Using this technology, local villagers could potentially aid with the identification and an accurate estimation of specific species, for example, snow leopard abundance. The problem with DNA based technologies remains, however, as the database for some taxa is incomplete and only about 10-20 percent of reptiles and 50 percent of birds are represented.

Therefore, there is a great need for emerging non-invasive tools to help identify geographical origins of species, which is achieved by the use of elemental profiling.

A review paper[26] by Keith Hobson in 1999 revealed the use of stable isotope analyses of ¹³C, ¹⁵N, ¹⁸O, ²H, ³⁴S, and ⁸⁷Sr to trace the nutritional origin and migration in animals. This method of elemental profiling is made on the basis that animals moving between distinct food chains store information of feeding locations for periods that depend on the elemental turnover rates for the tissue of interest. Keratinous tissues remain metabolically inert following synthesis, and thus maintain an isotopic record, which could reflect the location where the tissues were generated.

Elemental profiling is a validated method and is currently being used in the ivory market.

During 2010 to 2016, the Federal Agency for Nature Conservation (BfN) with a grant from the German Federal Ministry for the Environment, Nature Conservation, Building and Nuclear Safety (BMUB) conducted research into methods of determining the origin of elephant ivory.

This project[27] examined 714 ivory samples collected between 2009 and 2014 from 29 African and six Asian elephant range states from European museums and zoological collections, and also included samples from protected areas, provided by CITES management authorities.

These samples were analysed at Agroisolab Facility for Stable Isotope Research in Jülich, Germany by isotope ratio mass spectrometry, which measured five different stable isotopes (¹³C, ¹⁵N, ¹⁸O, ²H, ³⁴S), and revealed elemental profiling of African elephant ivory works confidentially on regional scales.

Samples were collected at the most proximal end of tusks (pictured right), and ~1 to 4.5mg [approximately 1-4.5mg) were measured for the five different stable isotopes. It was possible to assign 50 percent of all samples within 381km, and 75 percent within 1,154km of their place of origin. 

Further, a blind testing was also conducted, and revealed a detection probability of 98 percent for randomly selected tusks.

This research created an ivory database that is publically available (www.ivoryID.org). Development of similar databases is necessary for combatting the illegal trade in other wildlife areas, and elemental profiling is currently being applied to hair and feather samples of Australian wildlife.

Elemental profiling has further been validated to reconstruct the travel history of a transported horse by analyses of hair samples for oxygen (¹⁸O) and strontium (Sr).

Oxygen isotope ratios (¹⁸O values) of hair largely reflect features of regional hydrology, and strontium isotope ratios (⁸⁷Sr/⁸⁶Sr) reflect bedrock geology. Tracing isotope signatures of ¹⁸O and ⁸⁷Sr/⁸⁶Sr would enable determining provenance and reconstructing travel history of an organism. For this work, isotope profiles for oxygen and strontium along single hair strands, from domestic horses with known residency histories, were examined for about two years.[28]

Two healthy adult male horses were selected. The control horse (CH) was a local resident of Salt Lake Valley in Utah, USA, and the transported horse (TH) was relocated from Araçoiaba da Serra, Brazil (BR) in July 2006.

● ● ● ● ●

In the passage on elemental profiling, how many ivory samples did the BfN project examine?

[Items from a data source]
● ● ● ● ●

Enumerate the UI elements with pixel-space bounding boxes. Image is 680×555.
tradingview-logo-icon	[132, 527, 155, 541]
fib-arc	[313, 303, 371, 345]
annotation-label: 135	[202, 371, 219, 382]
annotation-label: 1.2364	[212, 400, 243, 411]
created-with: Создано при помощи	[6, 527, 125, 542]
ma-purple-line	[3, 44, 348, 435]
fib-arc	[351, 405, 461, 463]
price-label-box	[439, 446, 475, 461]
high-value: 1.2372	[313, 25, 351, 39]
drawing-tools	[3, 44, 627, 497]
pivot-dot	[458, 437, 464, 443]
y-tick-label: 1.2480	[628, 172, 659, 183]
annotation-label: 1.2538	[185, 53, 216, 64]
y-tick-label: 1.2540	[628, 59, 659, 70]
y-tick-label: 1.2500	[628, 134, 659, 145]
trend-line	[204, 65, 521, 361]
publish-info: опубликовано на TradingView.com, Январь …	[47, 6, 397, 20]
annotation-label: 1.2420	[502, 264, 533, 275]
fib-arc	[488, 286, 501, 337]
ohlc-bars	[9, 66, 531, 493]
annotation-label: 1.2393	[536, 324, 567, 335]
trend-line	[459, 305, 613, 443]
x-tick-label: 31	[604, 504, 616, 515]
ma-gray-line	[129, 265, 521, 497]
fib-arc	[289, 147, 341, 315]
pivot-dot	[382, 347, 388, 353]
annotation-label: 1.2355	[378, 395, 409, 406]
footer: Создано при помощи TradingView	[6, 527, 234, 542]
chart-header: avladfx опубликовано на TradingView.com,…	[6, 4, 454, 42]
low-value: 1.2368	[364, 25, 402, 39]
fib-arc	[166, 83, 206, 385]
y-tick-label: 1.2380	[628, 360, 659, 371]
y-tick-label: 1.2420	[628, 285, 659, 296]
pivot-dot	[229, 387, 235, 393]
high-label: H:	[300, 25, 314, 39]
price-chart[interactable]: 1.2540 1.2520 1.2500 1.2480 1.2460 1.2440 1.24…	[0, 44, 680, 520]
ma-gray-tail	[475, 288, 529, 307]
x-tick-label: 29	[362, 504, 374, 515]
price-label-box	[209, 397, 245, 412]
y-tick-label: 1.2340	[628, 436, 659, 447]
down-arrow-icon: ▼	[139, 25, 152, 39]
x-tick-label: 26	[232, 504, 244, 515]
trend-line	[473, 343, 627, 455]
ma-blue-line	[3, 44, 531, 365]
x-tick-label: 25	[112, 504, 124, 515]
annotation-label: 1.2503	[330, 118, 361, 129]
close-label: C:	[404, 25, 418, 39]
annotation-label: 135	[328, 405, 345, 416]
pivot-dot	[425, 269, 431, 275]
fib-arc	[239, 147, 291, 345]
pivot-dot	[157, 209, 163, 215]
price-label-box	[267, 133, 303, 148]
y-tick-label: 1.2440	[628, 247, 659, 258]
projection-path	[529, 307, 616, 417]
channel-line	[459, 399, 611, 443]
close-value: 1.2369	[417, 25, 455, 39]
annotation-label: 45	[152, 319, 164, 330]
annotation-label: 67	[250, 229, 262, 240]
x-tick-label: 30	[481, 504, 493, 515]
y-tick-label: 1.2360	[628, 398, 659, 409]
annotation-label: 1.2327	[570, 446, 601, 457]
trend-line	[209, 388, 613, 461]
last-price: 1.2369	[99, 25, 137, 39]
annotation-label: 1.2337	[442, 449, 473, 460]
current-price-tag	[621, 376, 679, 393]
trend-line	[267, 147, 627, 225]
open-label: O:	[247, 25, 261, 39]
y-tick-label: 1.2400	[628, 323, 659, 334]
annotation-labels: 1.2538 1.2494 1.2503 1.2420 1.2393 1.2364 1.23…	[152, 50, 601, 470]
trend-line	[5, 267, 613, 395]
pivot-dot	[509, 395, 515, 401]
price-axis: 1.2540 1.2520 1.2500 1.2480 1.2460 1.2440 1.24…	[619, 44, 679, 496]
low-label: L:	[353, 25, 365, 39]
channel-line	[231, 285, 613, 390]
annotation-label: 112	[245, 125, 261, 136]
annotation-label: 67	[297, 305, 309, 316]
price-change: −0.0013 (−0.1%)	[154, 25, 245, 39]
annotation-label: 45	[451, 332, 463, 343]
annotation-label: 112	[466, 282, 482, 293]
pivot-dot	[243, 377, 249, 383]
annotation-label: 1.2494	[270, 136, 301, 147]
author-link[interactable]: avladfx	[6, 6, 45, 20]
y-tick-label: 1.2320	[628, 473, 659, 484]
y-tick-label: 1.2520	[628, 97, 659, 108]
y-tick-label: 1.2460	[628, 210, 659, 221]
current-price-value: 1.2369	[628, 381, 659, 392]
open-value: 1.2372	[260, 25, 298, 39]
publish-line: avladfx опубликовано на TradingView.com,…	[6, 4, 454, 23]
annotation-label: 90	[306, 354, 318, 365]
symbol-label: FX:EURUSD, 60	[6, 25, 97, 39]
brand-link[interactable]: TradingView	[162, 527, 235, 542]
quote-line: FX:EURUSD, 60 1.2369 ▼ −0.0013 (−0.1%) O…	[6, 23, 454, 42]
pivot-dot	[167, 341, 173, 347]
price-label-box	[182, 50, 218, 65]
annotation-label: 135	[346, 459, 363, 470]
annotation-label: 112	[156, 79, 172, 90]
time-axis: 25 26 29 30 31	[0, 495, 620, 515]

● ● ● ● ●

**ANSWER SECTION:**
714 ivory samples.